• _QUOTED PASSAGE_

═══

Zoom Zoom Zoom

What a long, strange trip it has been indeed. The last time I was here, I was probably about lv75 or so, maybe even a little lower, but I definitely wasn’t 80. The Elders event is my very last world event. I couldn’t finish Elders of Dungeons last year because I couldn’t get into some of them, nevermind survive or know what I was doing once I did. Now, I’m a battle-hardened heroics veteran, geared to the teeth and terribly impatient. I found the elder in Gundrak during my daily random for my frosties yesterday, and it reminded me, only 12 more of them to go and I get my “I’m not good enough for a raiding drake” 310% speed mount. It is ugly as hell, but it’s gonna be fast. With my wonderfully awesome multiplicative pally Crusader Aura, I’m gonna be zooming across the sky at an unprecedented 492% unmounted run speed. I’m gonna be flying towards the storm peaks to get my daily JC quest item and if I’m not careful I’m gonna hit 88 miles per hour and end up in last year where I’m gonna see myself completing the Brunhildnar village quest line. It’s gonna be sweet. Bad enough I hate leveling, and leveling in the old world in particular, but holy crap I’m never going to be able to walk anywhere again.

═══

• _RECORD EXCERPTS_
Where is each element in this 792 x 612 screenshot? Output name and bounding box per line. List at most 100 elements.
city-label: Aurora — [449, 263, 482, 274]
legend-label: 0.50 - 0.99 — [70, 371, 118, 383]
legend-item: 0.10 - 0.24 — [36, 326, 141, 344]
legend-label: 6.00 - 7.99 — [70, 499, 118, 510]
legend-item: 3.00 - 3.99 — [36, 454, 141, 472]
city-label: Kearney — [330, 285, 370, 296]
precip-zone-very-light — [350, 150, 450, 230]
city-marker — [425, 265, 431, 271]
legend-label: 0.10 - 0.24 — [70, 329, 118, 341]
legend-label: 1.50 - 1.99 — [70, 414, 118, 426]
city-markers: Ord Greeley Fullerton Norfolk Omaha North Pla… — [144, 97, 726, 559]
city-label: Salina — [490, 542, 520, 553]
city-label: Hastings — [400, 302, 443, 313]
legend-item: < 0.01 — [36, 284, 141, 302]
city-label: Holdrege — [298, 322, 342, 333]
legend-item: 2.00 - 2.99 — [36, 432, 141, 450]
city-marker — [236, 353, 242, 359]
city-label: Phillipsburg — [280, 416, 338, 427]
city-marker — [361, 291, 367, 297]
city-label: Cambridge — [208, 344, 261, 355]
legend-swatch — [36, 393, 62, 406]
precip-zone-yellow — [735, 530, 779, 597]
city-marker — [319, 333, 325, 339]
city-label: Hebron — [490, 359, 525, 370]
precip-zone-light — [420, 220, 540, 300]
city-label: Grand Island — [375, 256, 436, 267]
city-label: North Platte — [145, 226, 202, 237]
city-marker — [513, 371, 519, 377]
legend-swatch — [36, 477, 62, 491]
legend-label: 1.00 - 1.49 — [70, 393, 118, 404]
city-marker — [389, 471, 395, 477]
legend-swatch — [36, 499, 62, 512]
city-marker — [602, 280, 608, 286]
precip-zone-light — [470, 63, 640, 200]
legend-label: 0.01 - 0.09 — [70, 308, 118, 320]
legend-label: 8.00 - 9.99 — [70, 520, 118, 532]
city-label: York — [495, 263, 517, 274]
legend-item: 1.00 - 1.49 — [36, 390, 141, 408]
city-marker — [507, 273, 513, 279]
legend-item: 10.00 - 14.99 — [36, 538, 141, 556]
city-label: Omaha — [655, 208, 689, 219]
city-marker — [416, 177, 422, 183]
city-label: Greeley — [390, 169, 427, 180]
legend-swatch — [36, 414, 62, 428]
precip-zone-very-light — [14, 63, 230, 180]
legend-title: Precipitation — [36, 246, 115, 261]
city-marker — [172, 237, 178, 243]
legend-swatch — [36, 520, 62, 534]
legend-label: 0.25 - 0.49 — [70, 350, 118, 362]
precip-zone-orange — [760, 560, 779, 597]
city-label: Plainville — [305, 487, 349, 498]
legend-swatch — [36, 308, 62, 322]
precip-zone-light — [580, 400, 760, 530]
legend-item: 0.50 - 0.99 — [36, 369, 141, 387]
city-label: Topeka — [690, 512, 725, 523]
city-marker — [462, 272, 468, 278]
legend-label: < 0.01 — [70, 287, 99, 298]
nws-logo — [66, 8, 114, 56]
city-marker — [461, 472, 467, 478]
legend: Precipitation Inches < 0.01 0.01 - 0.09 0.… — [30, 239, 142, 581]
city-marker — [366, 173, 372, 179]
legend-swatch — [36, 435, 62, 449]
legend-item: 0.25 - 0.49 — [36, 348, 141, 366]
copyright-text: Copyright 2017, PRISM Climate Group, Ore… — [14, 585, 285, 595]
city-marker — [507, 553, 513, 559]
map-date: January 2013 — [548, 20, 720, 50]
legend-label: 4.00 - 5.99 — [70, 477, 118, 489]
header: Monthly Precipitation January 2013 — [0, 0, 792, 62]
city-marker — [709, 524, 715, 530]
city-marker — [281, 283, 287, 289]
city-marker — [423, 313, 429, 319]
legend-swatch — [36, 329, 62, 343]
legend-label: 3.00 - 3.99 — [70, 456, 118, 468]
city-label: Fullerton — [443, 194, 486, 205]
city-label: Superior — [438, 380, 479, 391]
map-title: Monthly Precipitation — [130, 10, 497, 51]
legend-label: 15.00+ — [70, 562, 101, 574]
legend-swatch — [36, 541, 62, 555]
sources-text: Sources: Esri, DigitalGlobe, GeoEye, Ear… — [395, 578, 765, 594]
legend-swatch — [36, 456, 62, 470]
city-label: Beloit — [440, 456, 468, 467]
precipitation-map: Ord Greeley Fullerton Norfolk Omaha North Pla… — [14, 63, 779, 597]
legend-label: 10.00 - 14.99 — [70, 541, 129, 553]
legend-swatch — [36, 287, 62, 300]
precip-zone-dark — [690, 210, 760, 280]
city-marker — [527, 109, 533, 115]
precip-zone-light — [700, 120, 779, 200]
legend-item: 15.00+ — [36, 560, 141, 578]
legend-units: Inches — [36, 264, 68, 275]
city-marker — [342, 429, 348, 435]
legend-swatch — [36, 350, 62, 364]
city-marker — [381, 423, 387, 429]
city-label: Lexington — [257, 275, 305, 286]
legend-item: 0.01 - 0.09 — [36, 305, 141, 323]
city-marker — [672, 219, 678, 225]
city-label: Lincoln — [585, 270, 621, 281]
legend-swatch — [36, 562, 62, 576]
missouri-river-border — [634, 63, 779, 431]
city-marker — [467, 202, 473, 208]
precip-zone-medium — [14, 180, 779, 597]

═══

• _ACTIVITY LIST_
• 1. In the post about the Elders event, translate this sentence into Spanish: "It is ugly as hell, but it’s gonna be fast."
• 2. Write a continuation of the post about the Elders event, picking up after its last sentence.

• _ANSWERS_
• 1. Es fea como el demonio, pero va a ser rápida.

• 2.
If only it wasn’t so hard to convince people to help me go do “1 Light in Darkness” on both 10 and 25man, the last ones I need for each drake. The top guild on my server is selling Ironbound drakes for 33k, so maybe I’d only have to pay them like 10k or less just for a 1 Light boosty, but I’d still rather get it on my own (read: FOR FREE, CAUSE I’M CHEAP!!). It’s so hard to get people motivated to come with you on old content, even when your ICC and ToGC IDs are completed for the week. I guess since I wasn’t one of the cool kids who got to farm the crap out of Ulduar when it was new and shiny (now it’s just shiny), I’m not as sick of it as some people. I still don’t even have Observed on 10 player, nevermind 25. LIFETIME I have put in exactly 52 minutes of attempts on Algalon, one of our healers DC’d so we lost our 53-60m attempt. I’ve got the key, but no one wants to go. I guess when you have people in your guild that used to be in Premonition and Edge, stuff just can’t excite them the way it does me. I have to say I’m very grateful that Blizzard has not taken those drakes away yet, but, like the Amani Warbear, their days are still numbered. They’ll be gone by Cataclysm, and maybe even a little bit before.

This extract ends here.